Exercise instructions
Each entry must appear again exactly as it does in the source.

[START OF Exercise inputs]

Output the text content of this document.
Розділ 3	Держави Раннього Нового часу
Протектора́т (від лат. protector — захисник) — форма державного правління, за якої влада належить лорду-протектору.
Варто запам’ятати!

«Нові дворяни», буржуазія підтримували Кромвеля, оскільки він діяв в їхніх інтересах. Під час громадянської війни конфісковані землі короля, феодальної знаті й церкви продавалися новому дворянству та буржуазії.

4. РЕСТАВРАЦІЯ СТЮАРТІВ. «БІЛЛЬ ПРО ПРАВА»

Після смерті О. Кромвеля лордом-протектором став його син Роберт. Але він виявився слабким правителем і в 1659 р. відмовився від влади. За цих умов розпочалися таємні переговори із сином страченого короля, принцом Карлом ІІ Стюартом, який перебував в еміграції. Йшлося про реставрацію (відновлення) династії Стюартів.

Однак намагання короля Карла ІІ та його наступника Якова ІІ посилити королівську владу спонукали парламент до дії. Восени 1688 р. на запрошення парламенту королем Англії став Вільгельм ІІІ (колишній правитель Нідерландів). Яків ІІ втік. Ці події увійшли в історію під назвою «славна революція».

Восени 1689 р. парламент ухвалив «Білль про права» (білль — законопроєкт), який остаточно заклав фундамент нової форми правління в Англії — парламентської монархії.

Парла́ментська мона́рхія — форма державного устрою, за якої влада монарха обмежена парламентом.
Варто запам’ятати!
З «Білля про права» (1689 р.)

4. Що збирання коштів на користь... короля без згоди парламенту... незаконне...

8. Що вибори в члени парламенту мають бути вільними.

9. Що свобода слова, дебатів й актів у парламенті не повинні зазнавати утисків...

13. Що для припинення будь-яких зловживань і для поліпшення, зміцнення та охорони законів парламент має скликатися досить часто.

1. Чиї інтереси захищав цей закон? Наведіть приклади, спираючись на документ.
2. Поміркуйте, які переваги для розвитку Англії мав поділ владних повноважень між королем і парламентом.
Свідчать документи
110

[END OF Exercise inputs]

Response
Output the text content of this document.
Розділ 3	Держави Раннього Нового часу
Протектора́т (від лат. protector — захисник) — форма державного правління, за якої влада належить лорду-протектору.
Варто запам’ятати!

«Нові дворяни», буржуазія підтримували Кромвеля, оскільки він діяв в їхніх інтересах. Під час громадянської війни конфісковані землі короля, феодальної знаті й церкви продавалися новому дворянству та буржуазії.

4. РЕСТАВРАЦІЯ СТЮАРТІВ. «БІЛЛЬ ПРО ПРАВА»

Після смерті О. Кромвеля лордом-протектором став його син Роберт. Але він виявився слабким правителем і в 1659 р. відмовився від влади. За цих умов розпочалися таємні переговори із сином страченого короля, принцом Карлом ІІ Стюартом, який перебував в еміграції. Йшлося про реставрацію (відновлення) династії Стюартів.

Однак намагання короля Карла ІІ та його наступника Якова ІІ посилити королівську владу спонукали парламент до дії. Восени 1688 р. на запрошення парламенту королем Англії став Вільгельм ІІІ (колишній правитель Нідерландів). Яків ІІ втік. Ці події увійшли в історію під назвою «славна революція».

Восени 1689 р. парламент ухвалив «Білль про права» (білль — законопроєкт), який остаточно заклав фундамент нової форми правління в Англії — парламентської монархії.

Парла́ментська мона́рхія — форма державного устрою, за якої влада монарха обмежена парламентом.
Варто запам’ятати!
З «Білля про права» (1689 р.)

4. Що збирання коштів на користь... короля без згоди парламенту... незаконне...

8. Що вибори в члени парламенту мають бути вільними.

9. Що свобода слова, дебатів й актів у парламенті не повинні зазнавати утисків...

13. Що для припинення будь-яких зловживань і для поліпшення, зміцнення та охорони законів парламент має скликатися досить часто.

1. Чиї інтереси захищав цей закон? Наведіть приклади, спираючись на документ.
2. Поміркуйте, які переваги для розвитку Англії мав поділ владних повноважень між королем і парламентом.
Свідчать документи
110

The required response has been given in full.